**PROVIDED TEXT:**
◇ ◇ ◇ ◇ ◇ ◇ ◇

This example can also be used as a proof-of-concept test to propose others services for SCI.

Contents

The example

When a process tries to open the file "/etc/passwd" the system call must fail returning errno=ENOENT.

Purelibc

#define _GNU_SOURCE
#include <stdio.h>
#include <string.h>
#include <stdarg.h>
#include <sys/syscall.h>
#include <unistd.h>
#include <purelibc.h>
#include <errno.h>

static sfun _native_syscall;
static char buf[128];
static long int mysc(long int sysno, ...){
  va_list ap;
  long int a1,a2,a3,a4,a5,a6;
  va_start (ap, sysno);
  a1=va_arg(ap,long int);
  a2=va_arg(ap,long int);
  a3=va_arg(ap,long int);
  a4=va_arg(ap,long int);
  a5=va_arg(ap,long int);
  a6=va_arg(ap,long int);
  va_end(ap);
  if (sysno == __NR_open) {
    char *path=(char *)a1;
    if (a1 && strcmp(path,"/etc/passwd")==0) {
      errno=ENOENT;
      return -1;
    }
  }
  return _native_syscall(sysno,a1,a2,a3,a4,a5,a6);
}
  void
  __attribute ((constructor))

◇ ◇ ◇ ◇ ◇ ◇ ◇

**RECORDS SUPPLIED:**
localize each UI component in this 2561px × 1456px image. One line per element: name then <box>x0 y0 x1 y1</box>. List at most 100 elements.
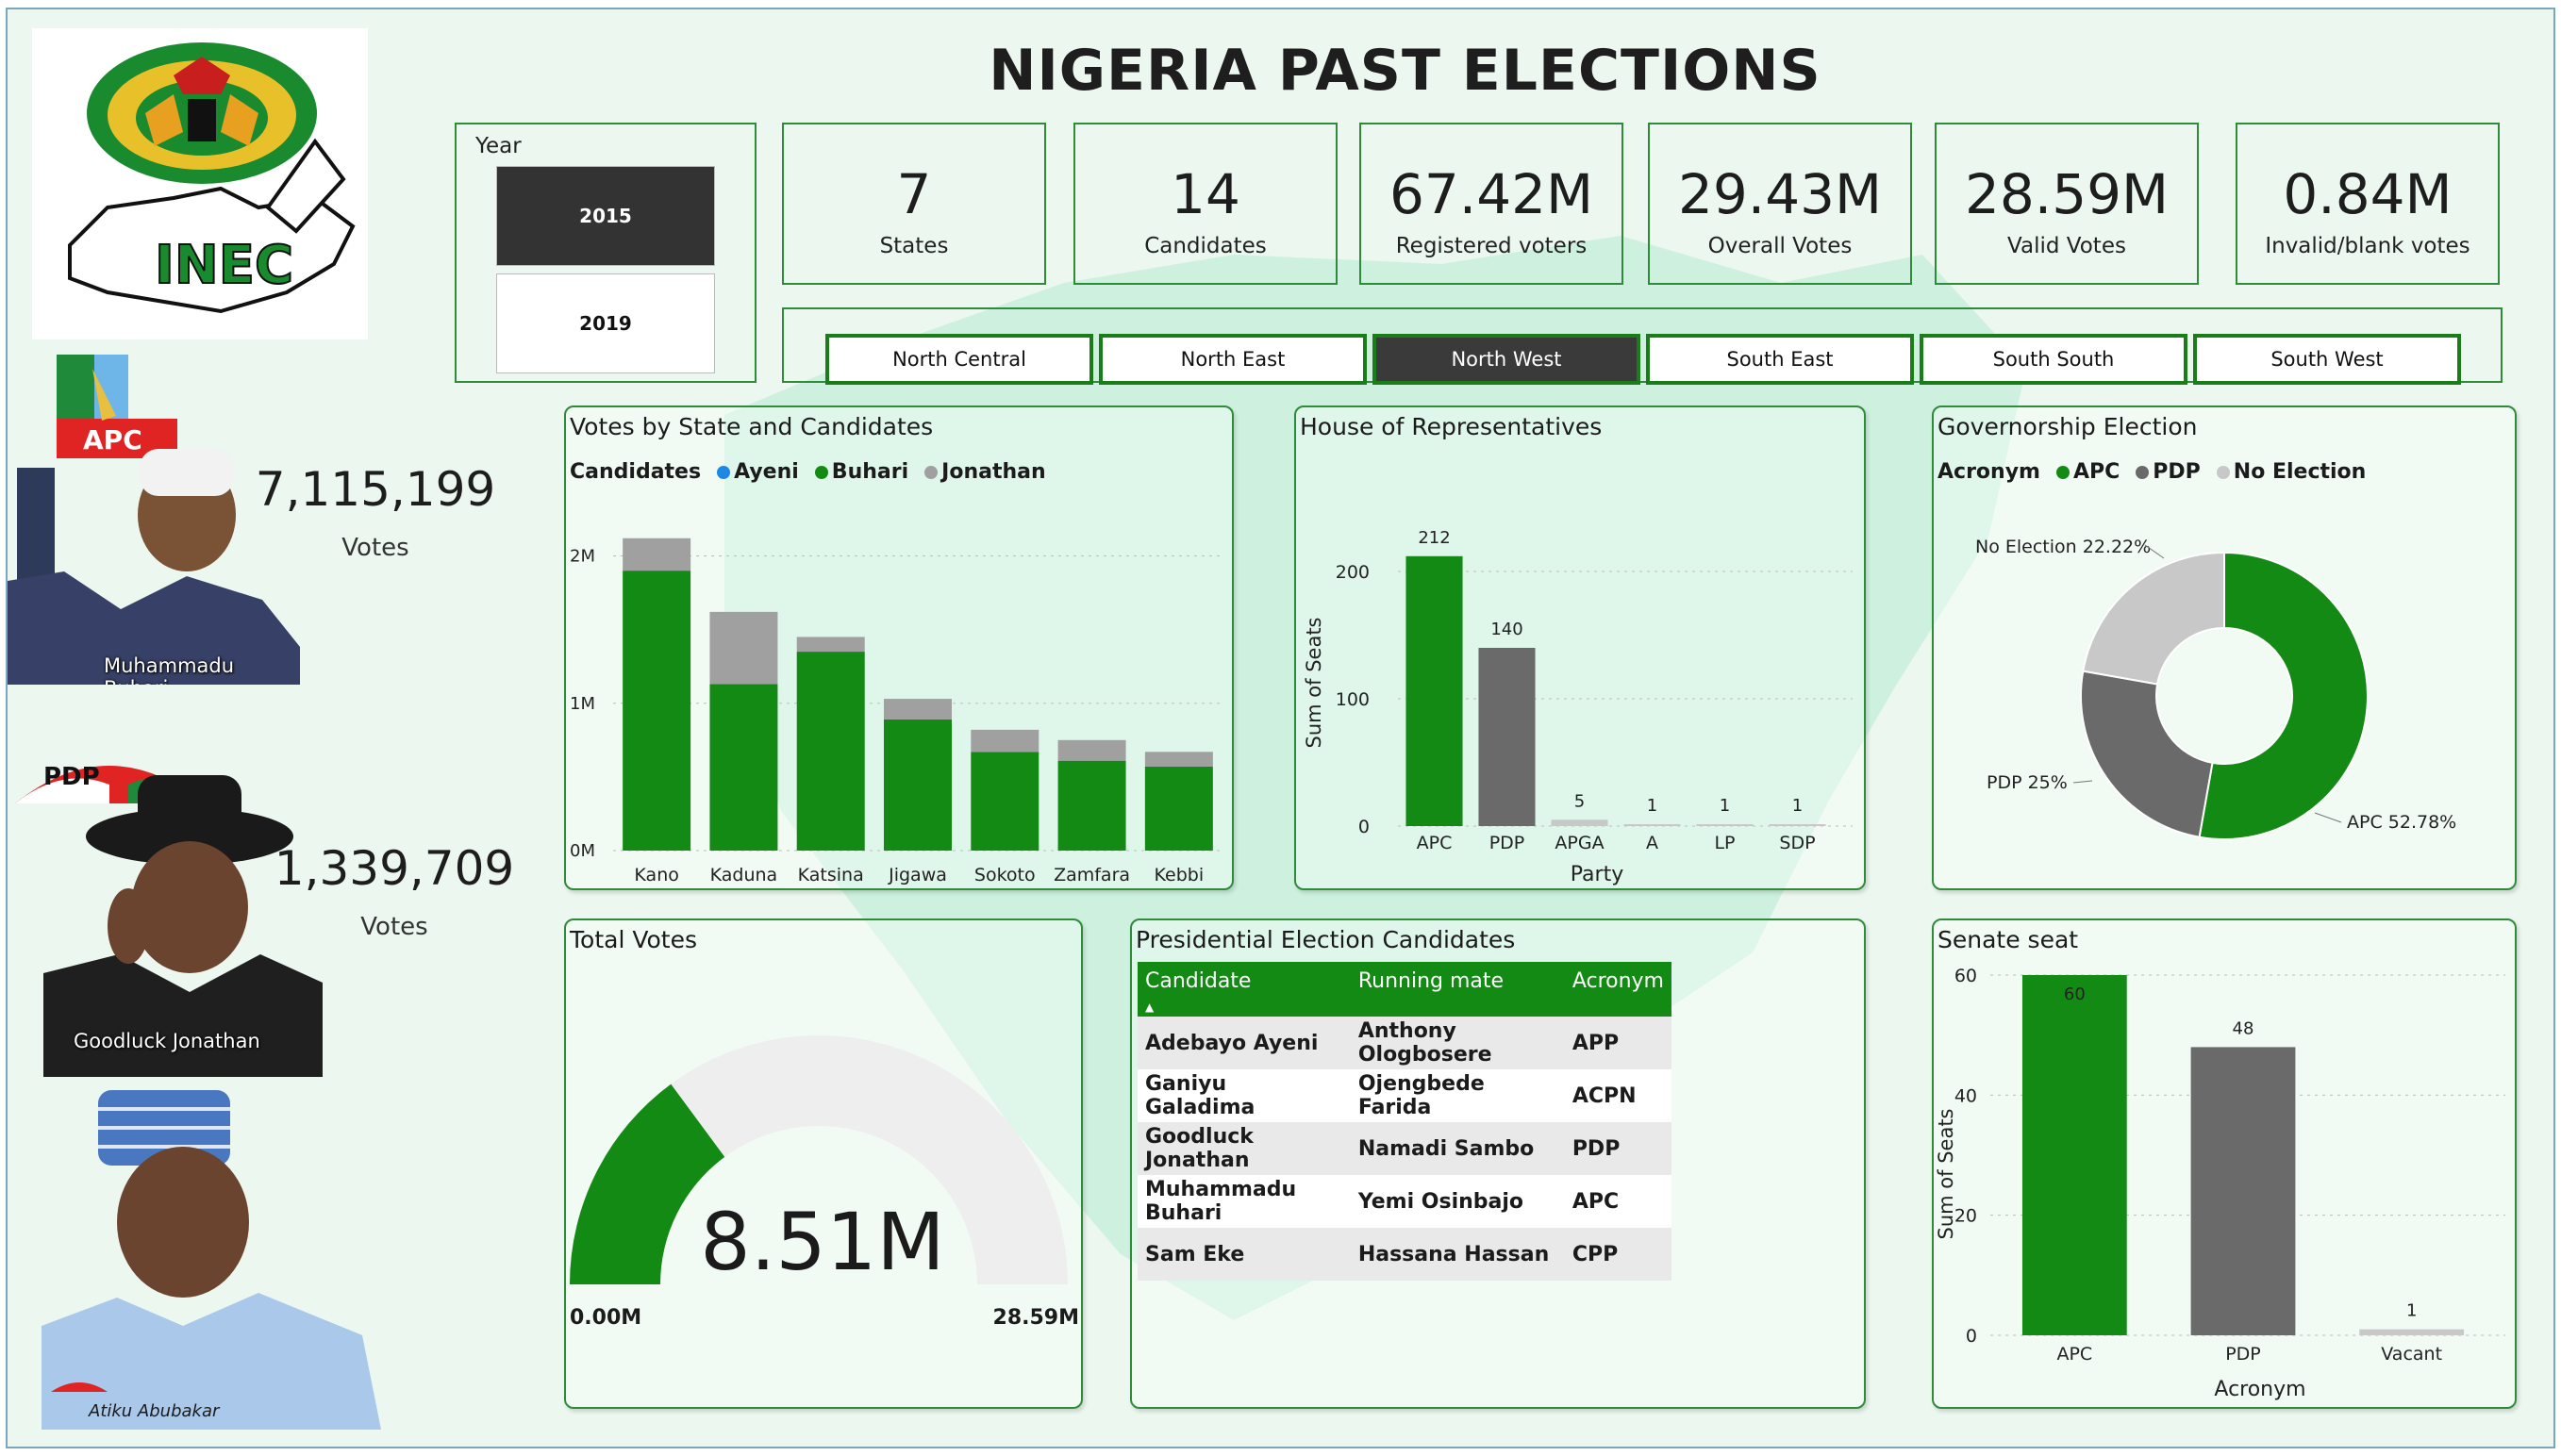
legend-buhari: Buhari <box>831 460 909 484</box>
buhari-image: APC <box>8 355 300 685</box>
table-row[interactable]: Muhammadu Buhari Yemi Osinbajo APC <box>1138 1175 1671 1228</box>
jonathan-photo: PDP Goodluck Jonathan <box>15 728 323 1077</box>
cell-candidate: Adebayo Ayeni <box>1138 1017 1351 1069</box>
kpi-states-value: 7 <box>896 162 932 226</box>
bar-buhari-jigawa <box>884 719 952 851</box>
senate-chart: 0 20 40 60 Sum of Seats Acronym 60 APC 48 PDP 1 Vac… <box>1935 966 2505 1401</box>
region-north-west[interactable]: North West <box>1372 334 1640 385</box>
cell-running-mate: Namadi Sambo <box>1350 1122 1565 1175</box>
kpi-registered-voters-label: Registered voters <box>1395 234 1588 258</box>
kpi-valid-votes: 28.59M Valid Votes <box>1935 123 2199 285</box>
buhari-votes: 7,115,199 Votes <box>253 462 498 562</box>
slice-pdp <box>2080 670 2214 838</box>
gov-legend-pdp: PDP <box>2153 460 2201 484</box>
dashboard-canvas: INEC NIGERIA PAST ELECTIONS Year 2015 20… <box>6 8 2555 1448</box>
data-label: 140 <box>1490 620 1522 639</box>
governorship-chart: APC 52.78% PDP 25% No Election 22.22% <box>1975 537 2456 840</box>
bar-jonathan-sokoto <box>971 729 1039 753</box>
bar-jonathan-kebbi <box>1144 752 1213 767</box>
presidential-panel: Presidential Election Candidates Candida… <box>1130 918 1866 1409</box>
data-label: 212 <box>1418 528 1450 548</box>
kpi-invalid-votes-label: Invalid/blank votes <box>2265 234 2470 258</box>
cell-acronym: APC <box>1564 1175 1671 1228</box>
table-row[interactable]: Sam Eke Hassana Hassan CPP <box>1138 1228 1671 1281</box>
inec-logo: INEC <box>32 28 368 339</box>
leader-line <box>2144 544 2165 559</box>
cell-running-mate: Ojengbede Farida <box>1350 1069 1565 1122</box>
column-header-running-mate[interactable]: Running mate <box>1350 962 1565 1017</box>
region-south-east[interactable]: South East <box>1646 334 1914 385</box>
gauge-min: 0.00M <box>570 1306 641 1330</box>
year-option-2019[interactable]: 2019 <box>496 273 715 373</box>
atiku-image: Atiku Abubakar <box>42 1090 381 1430</box>
x-axis-title: Party <box>1571 863 1623 886</box>
senate-title: Senate seat <box>1937 926 2079 953</box>
sort-ascending-icon[interactable]: ▲ <box>1145 1001 1155 1014</box>
bar-vacant <box>2359 1329 2465 1335</box>
x-tick-label: LP <box>1714 833 1735 853</box>
jonathan-caption: Goodluck Jonathan <box>74 1030 260 1052</box>
kpi-states: 7 States <box>782 123 1046 285</box>
votes-by-state-legend: Candidates Ayeni Buhari Jonathan <box>570 460 1046 484</box>
data-label: 1 <box>1720 796 1730 816</box>
x-tick-label: Zamfara <box>1054 865 1130 885</box>
column-header-candidate-label: Candidate <box>1145 969 1252 993</box>
cell-running-mate: Hassana Hassan <box>1350 1228 1565 1281</box>
cell-acronym: PDP <box>1564 1122 1671 1175</box>
y-tick-label: 20 <box>1954 1206 1977 1227</box>
data-label: 1 <box>2406 1301 2417 1321</box>
y-axis-title: Sum of Seats <box>1303 618 1325 749</box>
bar-buhari-katsina <box>796 652 865 851</box>
region-south-south[interactable]: South South <box>1920 334 2187 385</box>
bar-apc <box>1405 555 1463 826</box>
presidential-table: Candidate ▲ Running mate Acronym Adebayo… <box>1138 962 1671 1281</box>
jonathan-votes-value: 1,339,709 <box>274 841 515 896</box>
nigeria-map-background <box>724 236 2026 1320</box>
region-south-west[interactable]: South West <box>2193 334 2461 385</box>
year-slicer-label: Year <box>475 134 522 158</box>
column-header-candidate[interactable]: Candidate ▲ <box>1138 962 1351 1017</box>
gauge-value: 8.51M <box>700 1196 945 1288</box>
kpi-candidates-value: 14 <box>1171 162 1240 226</box>
y-tick-label: 0 <box>1358 817 1370 837</box>
legend-jonathan: Jonathan <box>941 460 1046 484</box>
y-tick-label: 0M <box>570 841 595 861</box>
kpi-candidates: 14 Candidates <box>1073 123 1338 285</box>
kpi-overall-votes: 29.43M Overall Votes <box>1648 123 1912 285</box>
legend-title: Candidates <box>570 460 702 484</box>
kpi-registered-voters: 67.42M Registered voters <box>1359 123 1623 285</box>
year-option-2015[interactable]: 2015 <box>496 166 715 266</box>
buhari-caption: Muhammadu Buhari <box>104 654 235 685</box>
gov-legend-dot-no-election <box>2216 466 2230 479</box>
slice-label-apc: APC 52.78% <box>2347 812 2456 833</box>
table-row[interactable]: Ganiyu Galadima Ojengbede Farida ACPN <box>1138 1069 1671 1122</box>
governorship-panel: Governorship Election Acronym APC PDP No… <box>1932 405 2517 890</box>
gov-legend-title: Acronym <box>1937 460 2040 484</box>
table-row[interactable]: Goodluck Jonathan Namadi Sambo PDP <box>1138 1122 1671 1175</box>
gauge-fill <box>570 1084 725 1284</box>
atiku-caption: Atiku Abubakar <box>88 1401 221 1421</box>
y-tick-label: 60 <box>1954 966 1977 986</box>
bar-buhari-kano <box>623 571 691 851</box>
bar-buhari-zamfara <box>1057 760 1126 851</box>
table-row[interactable]: Adebayo Ayeni Anthony Ologbosere APP <box>1138 1017 1671 1069</box>
region-north-central[interactable]: North Central <box>825 334 1093 385</box>
bar-pdp <box>1478 648 1536 826</box>
cell-candidate: Goodluck Jonathan <box>1138 1122 1351 1175</box>
cell-acronym: APP <box>1564 1017 1671 1069</box>
column-header-acronym[interactable]: Acronym <box>1564 962 1671 1017</box>
bar-lp <box>1696 824 1754 826</box>
legend-dot-ayeni <box>717 466 731 479</box>
buhari-votes-label: Votes <box>341 534 409 562</box>
region-slicer: North Central North East North West Sout… <box>782 307 2503 385</box>
kpi-registered-voters-value: 67.42M <box>1389 162 1594 226</box>
y-axis-title: Sum of Seats <box>1935 1109 1957 1240</box>
x-tick-label: Kano <box>634 865 678 885</box>
y-tick-label: 40 <box>1954 1085 1977 1106</box>
cell-running-mate: Yemi Osinbajo <box>1350 1175 1565 1228</box>
data-label: 48 <box>2233 1018 2254 1038</box>
region-north-east[interactable]: North East <box>1099 334 1367 385</box>
x-tick-label: Katsina <box>798 865 864 885</box>
leader-line <box>2314 812 2342 823</box>
bar-apc <box>2021 975 2127 1335</box>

◇ ◇ ◇ ◇ ◇ ◇ ◇

**DIRECTIVES:**
1. In the records, lay out the lines from the one with "legend-buhari: Buhari <box>831" through the one with "kpi-invalid-votes-label: Invalid/blank votes" as a JSON list of strings, one string per line, leaving out blank lines.
2. Carry on the purelibc example from its last line.
The records and the text are unrelated to each other.

**ANSWERS TO THE EXERCISE:**
1.
[
  "legend-buhari: Buhari <box>831 460 909 484</box>",
  "buhari-image: APC <box>8 355 300 685</box>",
  "table-row[interactable]: Muhammadu Buhari Yemi Osinbajo APC <box>1138 1175 1671 1228</box>",
  "jonathan-photo: PDP Goodluck Jonathan <box>15 728 323 1077</box>",
  "cell-candidate: Adebayo Ayeni <box>1138 1017 1351 1069</box>",
  "kpi-states-value: 7 <box>896 162 932 226</box>",
  "bar-buhari-jigawa <box>884 719 952 851</box>",
  "senate-chart: 0 20 40 60 Sum of Seats Acronym 60 APC 48 PDP 1 Vac… <box>1935 966 2505 1401</box>",
  "region-north-west[interactable]: North West <box>1372 334 1640 385</box>",
  "cell-running-mate: Namadi Sambo <box>1350 1122 1565 1175</box>",
  "kpi-registered-voters-label: Registered voters <box>1395 234 1588 258</box>",
  "kpi-valid-votes: 28.59M Valid Votes <box>1935 123 2199 285</box>",
  "buhari-votes: 7,115,199 Votes <box>253 462 498 562</box>",
  "slice-pdp <box>2080 670 2214 838</box>",
  "gov-legend-pdp: PDP <box>2153 460 2201 484</box>",
  "dashboard-canvas: INEC NIGERIA PAST ELECTIONS Year 2015 20… <box>6 8 2555 1448</box>",
  "data-label: 140 <box>1490 620 1522 639</box>",
  "governorship-chart: APC 52.78% PDP 25% No Election 22.22% <box>1975 537 2456 840</box>",
  "bar-jonathan-sokoto <box>971 729 1039 753</box>",
  "bar-jonathan-kebbi <box>1144 752 1213 767</box>",
  "presidential-panel: Presidential Election Candidates Candida… <box>1130 918 1866 1409</box>",
  "data-label: 212 <box>1418 528 1450 548</box>",
  "kpi-invalid-votes-label: Invalid/blank votes <box>2265 234 2470 258</box>"
]

2.
init_test (void)
{
  _native_syscall=_pure_start(mysc,NULL,PUREFLAG_STDALL);
}

Compile this source code (sci_purelibc.c):

 gcc -shared -o sci_purelibc.so sci_purelibc.c

preload purelibc and this shared object:

 export LD_PRELOAD=libpurelibc.so:/tmp/tests/syscall_interposition/sci_purelibc.so

and now /etc/passwd has disappeared

 $cat /etc/passwd
 cat: /etc/passwd: No such file or directory

Requirements: depends on the purelibc library

Pros: very fast.

Cons: unsafe (can be easily cincunvented), it works only for dynamically linked executables.

ptrace

#include  <sys/ptrace.h>
#include  <sys/types.h>
#include  <sys/wait.h>
#include  <unistd.h>
#include  <stdio.h>
#include  <limits.h>
#include  <errno.h>
#include  <sys/user.h>
#include  <asm/ptrace-abi.h>
#include  <asm/unistd.h>

int main(int argc, char *argv[])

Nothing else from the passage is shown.